## SELECTED EXTRACT:
■ ■ ■ ■ ■ ■ ■

Soldiers can end up working long hours to complete a mission in garrison or in the field. Depending on the mission requirements, Soldiers can return beaten, sore, and even a little depressed. However, a good meal can really change that dynamic and improve morale immediately. That quality meal does not just appear out of nowhere. A lot of preparation must go into getting the meals out to the Soldiers wherever they may be.

Military Occupational Specialty (MOS) 92G, culinary specialists or more commonly thought of as cooks, play a vital role in the military, providing energy and fuel to Soldiers through their culinary skills. Processes and attention to detail are big parts of running a kitchen for the Army.

“We usually arrive four hours prior to serving time, that way we have enough time to prep and organize our kitchen to make sure we have peak cleanliness and order,” said Staff Sgt. Kai Mesa, Advanced Culinary NCO for the 238th QM CO, FFT, “We organize our kitchen however we see fit that would work best for the team.”

■ ■ ■ ■ ■ ■ ■

## TASKS TO COMPLETE:
[a] Echo the passage on Army culinary specialists word for word, from "Soldiers can end" to "for the Army.".
[b] According to the passage on Army culinary specialists, how long before serving time do the cooks usually arrive?

■ ■ ■ ■ ■ ■ ■

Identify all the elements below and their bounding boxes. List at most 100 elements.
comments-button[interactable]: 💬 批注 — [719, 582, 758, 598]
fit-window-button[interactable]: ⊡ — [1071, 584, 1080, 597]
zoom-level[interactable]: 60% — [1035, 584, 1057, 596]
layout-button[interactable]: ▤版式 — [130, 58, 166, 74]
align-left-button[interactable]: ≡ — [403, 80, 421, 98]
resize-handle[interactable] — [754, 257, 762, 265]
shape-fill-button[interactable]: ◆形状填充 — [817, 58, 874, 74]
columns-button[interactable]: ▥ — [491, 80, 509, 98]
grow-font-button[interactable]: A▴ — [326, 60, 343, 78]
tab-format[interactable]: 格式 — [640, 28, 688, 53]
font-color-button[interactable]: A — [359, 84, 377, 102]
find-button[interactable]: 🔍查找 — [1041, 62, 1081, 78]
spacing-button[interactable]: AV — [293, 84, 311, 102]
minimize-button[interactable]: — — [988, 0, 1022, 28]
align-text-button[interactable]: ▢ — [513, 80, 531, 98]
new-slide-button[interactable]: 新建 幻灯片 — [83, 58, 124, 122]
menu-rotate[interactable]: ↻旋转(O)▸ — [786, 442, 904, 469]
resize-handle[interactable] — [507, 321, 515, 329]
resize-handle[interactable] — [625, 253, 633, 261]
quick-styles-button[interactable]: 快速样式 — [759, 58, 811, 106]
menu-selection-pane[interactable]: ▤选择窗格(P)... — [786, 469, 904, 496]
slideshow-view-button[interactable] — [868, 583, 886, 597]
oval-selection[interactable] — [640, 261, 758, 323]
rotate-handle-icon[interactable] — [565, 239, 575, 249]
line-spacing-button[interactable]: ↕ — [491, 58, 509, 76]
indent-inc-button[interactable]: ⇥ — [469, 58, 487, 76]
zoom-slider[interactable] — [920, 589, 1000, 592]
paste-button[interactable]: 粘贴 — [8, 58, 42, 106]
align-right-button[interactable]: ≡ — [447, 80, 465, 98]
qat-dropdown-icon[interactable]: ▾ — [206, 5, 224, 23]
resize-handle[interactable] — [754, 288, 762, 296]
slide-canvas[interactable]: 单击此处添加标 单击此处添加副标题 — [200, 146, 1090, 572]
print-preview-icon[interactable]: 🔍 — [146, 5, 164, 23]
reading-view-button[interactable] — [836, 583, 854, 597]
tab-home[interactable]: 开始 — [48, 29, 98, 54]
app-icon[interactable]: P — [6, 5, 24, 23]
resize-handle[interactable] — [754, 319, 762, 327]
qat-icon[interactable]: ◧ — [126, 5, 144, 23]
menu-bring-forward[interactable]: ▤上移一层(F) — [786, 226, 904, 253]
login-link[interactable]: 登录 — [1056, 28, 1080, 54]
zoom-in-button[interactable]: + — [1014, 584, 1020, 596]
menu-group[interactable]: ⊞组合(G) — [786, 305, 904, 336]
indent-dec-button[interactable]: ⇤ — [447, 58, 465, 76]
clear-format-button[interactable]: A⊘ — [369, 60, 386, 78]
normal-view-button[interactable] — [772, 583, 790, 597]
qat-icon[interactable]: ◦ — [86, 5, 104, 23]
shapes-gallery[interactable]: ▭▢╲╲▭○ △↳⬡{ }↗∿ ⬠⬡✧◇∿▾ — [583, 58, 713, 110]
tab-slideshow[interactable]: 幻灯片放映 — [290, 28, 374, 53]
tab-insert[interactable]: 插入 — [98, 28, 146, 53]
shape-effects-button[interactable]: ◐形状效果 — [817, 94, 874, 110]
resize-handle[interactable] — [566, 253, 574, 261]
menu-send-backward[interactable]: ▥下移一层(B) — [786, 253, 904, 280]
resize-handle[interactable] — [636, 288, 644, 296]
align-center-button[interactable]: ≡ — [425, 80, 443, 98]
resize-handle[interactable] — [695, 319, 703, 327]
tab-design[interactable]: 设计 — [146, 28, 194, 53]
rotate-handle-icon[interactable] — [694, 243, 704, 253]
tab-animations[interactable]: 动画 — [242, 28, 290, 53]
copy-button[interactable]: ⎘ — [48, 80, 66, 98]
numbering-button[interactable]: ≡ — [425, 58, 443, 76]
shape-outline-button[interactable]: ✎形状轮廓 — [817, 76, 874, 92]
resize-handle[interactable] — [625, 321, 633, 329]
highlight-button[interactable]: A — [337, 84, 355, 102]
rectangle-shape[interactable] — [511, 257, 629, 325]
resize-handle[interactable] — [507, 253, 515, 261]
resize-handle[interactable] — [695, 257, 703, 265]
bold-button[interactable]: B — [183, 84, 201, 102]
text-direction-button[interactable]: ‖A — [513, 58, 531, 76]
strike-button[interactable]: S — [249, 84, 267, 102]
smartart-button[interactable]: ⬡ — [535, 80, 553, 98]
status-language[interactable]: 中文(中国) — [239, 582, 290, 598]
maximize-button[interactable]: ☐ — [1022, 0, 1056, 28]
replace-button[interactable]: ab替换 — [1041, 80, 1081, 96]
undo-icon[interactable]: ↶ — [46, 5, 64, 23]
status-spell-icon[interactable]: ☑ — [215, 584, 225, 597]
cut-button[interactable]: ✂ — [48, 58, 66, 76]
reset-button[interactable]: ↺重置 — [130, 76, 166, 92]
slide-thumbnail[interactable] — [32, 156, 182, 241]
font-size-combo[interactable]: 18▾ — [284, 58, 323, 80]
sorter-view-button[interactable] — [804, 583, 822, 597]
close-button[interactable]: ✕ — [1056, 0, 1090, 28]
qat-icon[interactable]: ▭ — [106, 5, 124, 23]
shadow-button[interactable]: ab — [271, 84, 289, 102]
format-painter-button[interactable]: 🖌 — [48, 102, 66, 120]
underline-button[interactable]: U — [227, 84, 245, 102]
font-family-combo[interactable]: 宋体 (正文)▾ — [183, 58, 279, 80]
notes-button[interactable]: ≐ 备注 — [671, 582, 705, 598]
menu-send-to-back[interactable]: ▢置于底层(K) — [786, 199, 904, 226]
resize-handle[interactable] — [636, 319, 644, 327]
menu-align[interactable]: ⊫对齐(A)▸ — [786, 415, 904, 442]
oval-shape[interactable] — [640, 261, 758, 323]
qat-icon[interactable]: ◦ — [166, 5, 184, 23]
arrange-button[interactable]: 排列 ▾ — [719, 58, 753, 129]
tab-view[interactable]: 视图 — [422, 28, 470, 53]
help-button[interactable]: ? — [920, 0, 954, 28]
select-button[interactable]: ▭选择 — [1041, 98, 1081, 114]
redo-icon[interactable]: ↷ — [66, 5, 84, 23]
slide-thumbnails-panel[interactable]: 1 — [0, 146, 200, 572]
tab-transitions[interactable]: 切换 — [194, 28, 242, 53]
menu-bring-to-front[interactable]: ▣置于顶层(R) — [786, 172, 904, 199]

■ ■ ■ ■ ■ ■ ■

## EXPECTED RESULTS:
[a]
Soldiers can end up working long hours to complete a mission in garrison or in the field. Depending on the mission requirements, Soldiers can return beaten, sore, and even a little depressed. However, a good meal can really change that dynamic and improve morale immediately. That quality meal does not just appear out of nowhere. A lot of preparation must go into getting the meals out to the Soldiers wherever they may be.

Military Occupational Specialty (MOS) 92G, culinary specialists or more commonly thought of as cooks, play a vital role in the military, providing energy and fuel to Soldiers through their culinary skills. Processes and attention to detail are big parts of running a kitchen for the Army.

[b] Four hours before serving time.